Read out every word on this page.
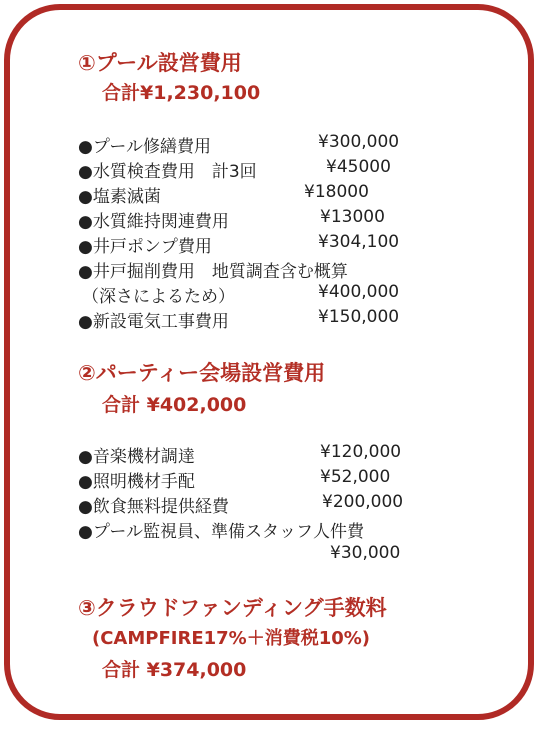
①プール設営費用
合計¥1,230,100
●プール修繕費用	¥300,000
●水質検査費用　計3回	¥45000
●塩素滅菌	¥18000
●水質維持関連費用	¥13000
●井戸ポンプ費用	¥304,100
●井戸掘削費用　地質調査含む概算
（深さによるため）	¥400,000
●新設電気工事費用	¥150,000
②パーティー会場設営費用
合計 ¥402,000
●音楽機材調達	¥120,000
●照明機材手配	¥52,000
●飲食無料提供経費	¥200,000
●プール監視員、準備スタッフ人件費
¥30,000
③クラウドファンディング手数料
(CAMPFIRE17%＋消費税10%)
合計 ¥374,000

━━━━━━━━

→ Instruction
Copy each line in full and exactly, omitting any picture.

→ Answer to the exercise
Read out every word on this page.
①プール設営費用
合計¥1,230,100
●プール修繕費用	¥300,000
●水質検査費用　計3回	¥45000
●塩素滅菌	¥18000
●水質維持関連費用	¥13000
●井戸ポンプ費用	¥304,100
●井戸掘削費用　地質調査含む概算
（深さによるため）	¥400,000
●新設電気工事費用	¥150,000
②パーティー会場設営費用
合計 ¥402,000
●音楽機材調達	¥120,000
●照明機材手配	¥52,000
●飲食無料提供経費	¥200,000
●プール監視員、準備スタッフ人件費
¥30,000
③クラウドファンディング手数料
(CAMPFIRE17%＋消費税10%)
合計 ¥374,000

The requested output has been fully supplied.